→ TASK TO COMPLETE: Go through each line of the records below and count those with the word "TREM"; give only the total.

........

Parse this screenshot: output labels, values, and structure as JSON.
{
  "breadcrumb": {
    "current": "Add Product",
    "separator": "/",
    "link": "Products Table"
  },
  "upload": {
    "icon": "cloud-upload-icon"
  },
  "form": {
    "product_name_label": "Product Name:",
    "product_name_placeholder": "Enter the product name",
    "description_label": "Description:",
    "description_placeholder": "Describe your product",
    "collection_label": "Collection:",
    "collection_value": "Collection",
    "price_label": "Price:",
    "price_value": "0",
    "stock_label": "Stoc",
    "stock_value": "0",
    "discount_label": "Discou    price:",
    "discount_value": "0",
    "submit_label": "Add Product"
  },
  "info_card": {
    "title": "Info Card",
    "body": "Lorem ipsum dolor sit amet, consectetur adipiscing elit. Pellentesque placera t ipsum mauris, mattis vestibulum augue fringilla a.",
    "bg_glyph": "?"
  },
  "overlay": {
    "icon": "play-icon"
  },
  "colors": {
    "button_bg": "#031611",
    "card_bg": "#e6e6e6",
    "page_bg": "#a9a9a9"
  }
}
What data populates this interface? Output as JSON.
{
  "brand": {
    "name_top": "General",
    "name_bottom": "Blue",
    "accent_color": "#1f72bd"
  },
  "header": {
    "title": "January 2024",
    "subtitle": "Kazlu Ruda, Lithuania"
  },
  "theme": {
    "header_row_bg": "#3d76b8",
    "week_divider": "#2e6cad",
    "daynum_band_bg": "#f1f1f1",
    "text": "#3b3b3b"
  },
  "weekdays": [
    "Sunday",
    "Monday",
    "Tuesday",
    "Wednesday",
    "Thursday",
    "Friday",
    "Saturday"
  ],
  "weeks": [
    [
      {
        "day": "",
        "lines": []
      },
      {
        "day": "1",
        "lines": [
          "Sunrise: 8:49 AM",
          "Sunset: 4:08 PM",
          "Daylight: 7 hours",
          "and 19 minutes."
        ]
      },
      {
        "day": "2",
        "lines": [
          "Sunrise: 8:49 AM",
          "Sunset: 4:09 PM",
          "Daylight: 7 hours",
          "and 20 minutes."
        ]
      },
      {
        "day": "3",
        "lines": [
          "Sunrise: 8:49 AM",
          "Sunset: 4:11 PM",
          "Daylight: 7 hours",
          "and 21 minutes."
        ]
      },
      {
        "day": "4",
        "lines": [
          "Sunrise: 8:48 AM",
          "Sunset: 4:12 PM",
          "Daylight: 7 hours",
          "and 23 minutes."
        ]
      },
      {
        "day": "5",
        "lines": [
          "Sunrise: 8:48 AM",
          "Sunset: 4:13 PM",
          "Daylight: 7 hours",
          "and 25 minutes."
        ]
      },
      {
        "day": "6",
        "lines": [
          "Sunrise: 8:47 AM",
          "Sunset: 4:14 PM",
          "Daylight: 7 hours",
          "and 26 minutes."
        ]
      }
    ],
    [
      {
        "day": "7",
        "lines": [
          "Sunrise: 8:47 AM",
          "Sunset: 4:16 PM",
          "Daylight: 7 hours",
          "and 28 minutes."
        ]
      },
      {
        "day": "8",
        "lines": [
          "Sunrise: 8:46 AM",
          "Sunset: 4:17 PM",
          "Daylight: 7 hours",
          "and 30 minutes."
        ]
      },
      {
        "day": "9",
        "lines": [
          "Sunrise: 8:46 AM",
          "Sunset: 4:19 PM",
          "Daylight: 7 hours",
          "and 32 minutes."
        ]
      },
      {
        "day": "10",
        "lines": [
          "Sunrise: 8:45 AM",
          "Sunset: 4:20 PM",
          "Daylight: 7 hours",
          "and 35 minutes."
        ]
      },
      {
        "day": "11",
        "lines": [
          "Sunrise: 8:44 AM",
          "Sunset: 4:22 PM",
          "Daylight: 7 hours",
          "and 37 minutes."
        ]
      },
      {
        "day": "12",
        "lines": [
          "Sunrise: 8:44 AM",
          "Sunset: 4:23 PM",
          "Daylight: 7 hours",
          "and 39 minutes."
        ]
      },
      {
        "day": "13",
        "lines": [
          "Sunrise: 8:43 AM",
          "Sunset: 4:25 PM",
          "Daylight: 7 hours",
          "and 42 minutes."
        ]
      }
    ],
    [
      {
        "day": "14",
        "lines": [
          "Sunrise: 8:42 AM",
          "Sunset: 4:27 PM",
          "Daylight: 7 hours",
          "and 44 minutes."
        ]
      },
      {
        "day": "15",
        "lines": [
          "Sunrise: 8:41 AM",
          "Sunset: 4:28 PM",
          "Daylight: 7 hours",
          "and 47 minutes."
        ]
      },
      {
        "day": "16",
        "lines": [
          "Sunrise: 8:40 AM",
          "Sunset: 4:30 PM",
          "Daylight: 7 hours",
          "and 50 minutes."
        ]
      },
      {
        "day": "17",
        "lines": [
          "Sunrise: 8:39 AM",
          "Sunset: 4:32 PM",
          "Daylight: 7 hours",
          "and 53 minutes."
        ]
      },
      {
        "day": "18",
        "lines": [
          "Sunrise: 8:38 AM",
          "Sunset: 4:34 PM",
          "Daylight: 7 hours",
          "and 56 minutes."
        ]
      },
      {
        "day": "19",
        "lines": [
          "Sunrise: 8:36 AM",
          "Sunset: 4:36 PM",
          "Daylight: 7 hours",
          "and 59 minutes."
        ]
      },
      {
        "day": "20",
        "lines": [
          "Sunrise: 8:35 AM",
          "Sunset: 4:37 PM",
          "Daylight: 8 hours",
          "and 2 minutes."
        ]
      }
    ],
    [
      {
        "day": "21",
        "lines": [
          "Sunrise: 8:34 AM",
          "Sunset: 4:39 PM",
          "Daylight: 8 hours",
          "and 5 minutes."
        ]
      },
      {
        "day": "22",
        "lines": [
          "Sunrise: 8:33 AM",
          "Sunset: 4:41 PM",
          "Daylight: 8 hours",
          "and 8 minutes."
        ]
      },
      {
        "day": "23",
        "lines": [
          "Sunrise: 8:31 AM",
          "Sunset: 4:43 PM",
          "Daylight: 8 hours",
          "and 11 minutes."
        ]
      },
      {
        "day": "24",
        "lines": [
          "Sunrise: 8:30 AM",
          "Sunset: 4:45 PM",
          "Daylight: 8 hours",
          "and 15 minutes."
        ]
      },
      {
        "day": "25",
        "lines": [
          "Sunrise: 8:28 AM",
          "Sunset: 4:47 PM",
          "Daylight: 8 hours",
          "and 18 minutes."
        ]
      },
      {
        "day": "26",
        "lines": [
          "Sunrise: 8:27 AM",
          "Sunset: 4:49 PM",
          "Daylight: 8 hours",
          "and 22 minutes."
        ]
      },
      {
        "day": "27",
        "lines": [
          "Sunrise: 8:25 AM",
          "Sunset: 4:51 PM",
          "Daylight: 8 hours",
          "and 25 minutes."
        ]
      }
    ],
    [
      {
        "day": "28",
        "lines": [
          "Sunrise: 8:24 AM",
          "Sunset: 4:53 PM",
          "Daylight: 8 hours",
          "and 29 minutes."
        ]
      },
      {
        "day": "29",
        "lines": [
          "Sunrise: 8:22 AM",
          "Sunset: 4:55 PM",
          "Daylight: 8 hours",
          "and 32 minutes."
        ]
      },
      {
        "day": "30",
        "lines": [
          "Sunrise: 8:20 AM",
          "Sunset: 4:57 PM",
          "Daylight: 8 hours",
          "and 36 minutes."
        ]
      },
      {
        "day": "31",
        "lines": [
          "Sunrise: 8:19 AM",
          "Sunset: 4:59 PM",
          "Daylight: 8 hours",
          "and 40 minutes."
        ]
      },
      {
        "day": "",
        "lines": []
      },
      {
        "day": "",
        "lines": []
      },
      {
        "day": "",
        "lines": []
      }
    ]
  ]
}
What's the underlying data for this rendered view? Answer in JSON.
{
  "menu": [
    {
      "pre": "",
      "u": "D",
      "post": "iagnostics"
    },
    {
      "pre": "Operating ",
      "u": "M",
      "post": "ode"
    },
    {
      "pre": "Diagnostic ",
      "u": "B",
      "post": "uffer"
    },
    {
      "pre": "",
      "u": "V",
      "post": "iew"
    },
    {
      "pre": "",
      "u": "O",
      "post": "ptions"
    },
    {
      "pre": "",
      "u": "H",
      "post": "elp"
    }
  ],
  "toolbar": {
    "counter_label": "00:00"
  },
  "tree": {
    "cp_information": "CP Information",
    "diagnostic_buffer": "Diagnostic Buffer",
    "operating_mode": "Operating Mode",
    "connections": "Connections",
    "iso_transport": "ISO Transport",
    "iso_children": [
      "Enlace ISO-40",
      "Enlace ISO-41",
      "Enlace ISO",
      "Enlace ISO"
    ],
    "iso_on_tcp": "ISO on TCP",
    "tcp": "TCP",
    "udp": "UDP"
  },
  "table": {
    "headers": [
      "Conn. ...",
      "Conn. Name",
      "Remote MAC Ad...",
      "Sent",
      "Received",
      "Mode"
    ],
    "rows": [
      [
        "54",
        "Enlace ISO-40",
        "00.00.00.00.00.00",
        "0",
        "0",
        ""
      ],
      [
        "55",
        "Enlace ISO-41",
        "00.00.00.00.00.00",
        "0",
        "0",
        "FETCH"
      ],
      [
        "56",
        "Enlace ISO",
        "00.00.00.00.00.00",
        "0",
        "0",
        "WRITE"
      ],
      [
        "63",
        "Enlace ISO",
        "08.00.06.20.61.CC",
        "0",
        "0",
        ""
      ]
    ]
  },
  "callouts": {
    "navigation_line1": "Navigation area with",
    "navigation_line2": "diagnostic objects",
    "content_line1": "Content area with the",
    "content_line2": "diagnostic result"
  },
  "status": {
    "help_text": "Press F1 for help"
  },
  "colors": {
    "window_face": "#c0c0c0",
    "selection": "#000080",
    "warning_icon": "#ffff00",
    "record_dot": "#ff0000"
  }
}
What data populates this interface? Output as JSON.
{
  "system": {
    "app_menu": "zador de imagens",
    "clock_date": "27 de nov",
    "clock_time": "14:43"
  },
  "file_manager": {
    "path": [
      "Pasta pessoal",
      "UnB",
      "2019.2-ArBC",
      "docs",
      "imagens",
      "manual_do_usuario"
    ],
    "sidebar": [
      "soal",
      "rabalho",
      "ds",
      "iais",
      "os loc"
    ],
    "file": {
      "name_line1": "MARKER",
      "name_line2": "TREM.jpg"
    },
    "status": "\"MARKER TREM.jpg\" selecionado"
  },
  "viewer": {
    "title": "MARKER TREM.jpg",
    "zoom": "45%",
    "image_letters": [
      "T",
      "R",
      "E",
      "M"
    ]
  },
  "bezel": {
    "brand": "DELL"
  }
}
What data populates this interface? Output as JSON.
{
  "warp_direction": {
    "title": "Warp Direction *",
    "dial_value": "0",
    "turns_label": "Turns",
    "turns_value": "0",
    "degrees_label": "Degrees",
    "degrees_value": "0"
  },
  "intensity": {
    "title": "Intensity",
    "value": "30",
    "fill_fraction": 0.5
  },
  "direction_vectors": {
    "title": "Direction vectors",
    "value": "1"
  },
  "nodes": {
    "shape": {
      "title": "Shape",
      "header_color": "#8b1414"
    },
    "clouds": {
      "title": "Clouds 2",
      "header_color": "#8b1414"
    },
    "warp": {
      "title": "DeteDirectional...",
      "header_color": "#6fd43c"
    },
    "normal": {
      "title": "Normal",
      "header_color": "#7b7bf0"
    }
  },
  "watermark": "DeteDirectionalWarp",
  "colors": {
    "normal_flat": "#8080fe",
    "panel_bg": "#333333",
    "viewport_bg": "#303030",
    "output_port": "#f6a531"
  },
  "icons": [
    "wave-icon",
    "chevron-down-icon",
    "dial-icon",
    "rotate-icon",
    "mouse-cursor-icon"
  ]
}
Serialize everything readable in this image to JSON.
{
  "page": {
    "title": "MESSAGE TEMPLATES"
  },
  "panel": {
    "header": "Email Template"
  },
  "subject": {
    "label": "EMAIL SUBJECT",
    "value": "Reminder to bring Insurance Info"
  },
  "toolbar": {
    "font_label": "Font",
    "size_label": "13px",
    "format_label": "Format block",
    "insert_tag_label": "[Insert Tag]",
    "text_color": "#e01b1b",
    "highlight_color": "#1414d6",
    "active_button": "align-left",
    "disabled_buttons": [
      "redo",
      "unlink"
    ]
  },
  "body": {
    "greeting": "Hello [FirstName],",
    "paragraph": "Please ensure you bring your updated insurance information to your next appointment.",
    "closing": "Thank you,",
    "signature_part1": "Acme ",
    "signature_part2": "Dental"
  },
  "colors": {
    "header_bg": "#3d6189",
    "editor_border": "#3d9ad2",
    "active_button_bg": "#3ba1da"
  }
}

........

→ WRITTEN REPLY: 3